Layout region entries:
::::
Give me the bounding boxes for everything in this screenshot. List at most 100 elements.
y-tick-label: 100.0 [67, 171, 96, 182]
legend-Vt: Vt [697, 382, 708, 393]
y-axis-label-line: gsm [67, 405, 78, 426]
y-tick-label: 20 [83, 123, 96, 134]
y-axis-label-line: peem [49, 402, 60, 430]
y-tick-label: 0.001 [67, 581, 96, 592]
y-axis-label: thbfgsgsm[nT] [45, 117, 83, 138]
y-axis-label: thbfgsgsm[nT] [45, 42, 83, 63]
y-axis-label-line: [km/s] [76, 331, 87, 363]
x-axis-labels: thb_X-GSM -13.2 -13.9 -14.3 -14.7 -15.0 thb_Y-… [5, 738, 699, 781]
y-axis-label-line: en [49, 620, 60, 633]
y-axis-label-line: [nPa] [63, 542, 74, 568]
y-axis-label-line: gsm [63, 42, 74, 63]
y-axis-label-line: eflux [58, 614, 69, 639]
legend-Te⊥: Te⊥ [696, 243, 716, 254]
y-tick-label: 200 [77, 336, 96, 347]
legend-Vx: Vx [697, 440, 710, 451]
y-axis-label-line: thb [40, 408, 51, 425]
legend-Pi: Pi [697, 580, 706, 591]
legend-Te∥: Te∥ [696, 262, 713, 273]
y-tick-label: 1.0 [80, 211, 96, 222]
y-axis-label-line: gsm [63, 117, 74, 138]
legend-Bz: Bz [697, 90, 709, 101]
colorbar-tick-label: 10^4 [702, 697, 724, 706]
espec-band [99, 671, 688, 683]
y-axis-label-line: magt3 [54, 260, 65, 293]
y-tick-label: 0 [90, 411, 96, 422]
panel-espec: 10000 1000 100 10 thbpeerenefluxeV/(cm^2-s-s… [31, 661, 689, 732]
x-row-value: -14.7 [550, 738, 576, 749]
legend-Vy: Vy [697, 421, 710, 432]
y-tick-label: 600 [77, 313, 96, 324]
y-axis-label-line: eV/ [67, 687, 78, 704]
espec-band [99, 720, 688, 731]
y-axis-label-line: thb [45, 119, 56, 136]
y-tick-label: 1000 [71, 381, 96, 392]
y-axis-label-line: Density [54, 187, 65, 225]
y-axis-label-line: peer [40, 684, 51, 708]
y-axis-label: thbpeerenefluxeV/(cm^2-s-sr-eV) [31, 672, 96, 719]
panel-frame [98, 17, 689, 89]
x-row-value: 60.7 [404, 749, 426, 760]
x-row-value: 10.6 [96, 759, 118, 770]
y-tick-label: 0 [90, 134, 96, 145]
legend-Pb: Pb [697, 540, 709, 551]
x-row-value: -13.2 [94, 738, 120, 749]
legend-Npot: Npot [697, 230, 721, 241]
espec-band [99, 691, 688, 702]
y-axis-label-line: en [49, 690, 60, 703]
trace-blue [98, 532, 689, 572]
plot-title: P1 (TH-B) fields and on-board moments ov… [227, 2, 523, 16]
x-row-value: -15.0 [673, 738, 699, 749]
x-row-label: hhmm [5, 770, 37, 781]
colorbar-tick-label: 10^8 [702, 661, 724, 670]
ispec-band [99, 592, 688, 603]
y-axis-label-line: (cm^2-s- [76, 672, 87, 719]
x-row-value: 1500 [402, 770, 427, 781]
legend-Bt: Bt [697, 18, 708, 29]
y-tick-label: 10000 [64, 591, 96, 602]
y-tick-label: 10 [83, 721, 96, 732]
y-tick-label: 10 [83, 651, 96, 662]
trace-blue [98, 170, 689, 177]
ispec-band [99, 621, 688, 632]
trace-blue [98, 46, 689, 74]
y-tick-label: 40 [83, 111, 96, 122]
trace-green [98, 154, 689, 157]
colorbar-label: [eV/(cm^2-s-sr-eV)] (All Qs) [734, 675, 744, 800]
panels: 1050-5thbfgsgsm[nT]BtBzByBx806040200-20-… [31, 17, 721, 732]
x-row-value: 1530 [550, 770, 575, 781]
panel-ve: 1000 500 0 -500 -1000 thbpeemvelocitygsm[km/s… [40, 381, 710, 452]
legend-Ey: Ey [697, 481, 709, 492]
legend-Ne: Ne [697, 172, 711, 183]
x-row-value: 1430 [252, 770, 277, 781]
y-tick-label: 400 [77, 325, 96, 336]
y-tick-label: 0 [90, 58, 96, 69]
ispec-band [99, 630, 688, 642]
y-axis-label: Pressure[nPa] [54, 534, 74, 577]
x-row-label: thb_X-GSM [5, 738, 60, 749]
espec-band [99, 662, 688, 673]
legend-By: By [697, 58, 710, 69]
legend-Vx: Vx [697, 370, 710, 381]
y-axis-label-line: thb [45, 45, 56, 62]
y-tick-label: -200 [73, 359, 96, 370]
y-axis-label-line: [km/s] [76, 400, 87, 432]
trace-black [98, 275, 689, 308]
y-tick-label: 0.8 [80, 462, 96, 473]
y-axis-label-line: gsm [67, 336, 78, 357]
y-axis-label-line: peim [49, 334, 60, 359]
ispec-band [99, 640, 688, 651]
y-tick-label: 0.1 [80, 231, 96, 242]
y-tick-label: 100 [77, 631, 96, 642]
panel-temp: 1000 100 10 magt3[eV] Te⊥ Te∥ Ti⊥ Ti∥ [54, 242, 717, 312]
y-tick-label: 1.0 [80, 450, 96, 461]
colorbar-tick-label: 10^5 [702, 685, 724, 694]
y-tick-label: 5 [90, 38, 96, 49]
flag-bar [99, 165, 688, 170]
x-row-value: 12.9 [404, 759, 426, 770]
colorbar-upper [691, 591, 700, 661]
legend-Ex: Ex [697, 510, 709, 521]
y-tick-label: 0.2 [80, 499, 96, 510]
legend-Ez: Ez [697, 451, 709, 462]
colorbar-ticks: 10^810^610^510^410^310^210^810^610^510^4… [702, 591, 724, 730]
::::
▸ **Task brief**
Write out the entries from the first line through the line containing "x-axis-labels: thb_X-GSM -13.2", swapping "y-tick-label" for "y-tick-text" and keeping everything else unchanged.

▸ **Reply**
Give me the bounding boxes for everything in this screenshot. List at most 100 elements.
y-tick-text: 100.0 [67, 171, 96, 182]
legend-Vt: Vt [697, 382, 708, 393]
y-axis-label-line: gsm [67, 405, 78, 426]
y-tick-text: 20 [83, 123, 96, 134]
y-axis-label-line: peem [49, 402, 60, 430]
y-tick-text: 0.001 [67, 581, 96, 592]
y-axis-label: thbfgsgsm[nT] [45, 117, 83, 138]
y-axis-label: thbfgsgsm[nT] [45, 42, 83, 63]
y-axis-label-line: [km/s] [76, 331, 87, 363]
x-axis-labels: thb_X-GSM -13.2 -13.9 -14.3 -14.7 -15.0 thb_Y-… [5, 738, 699, 781]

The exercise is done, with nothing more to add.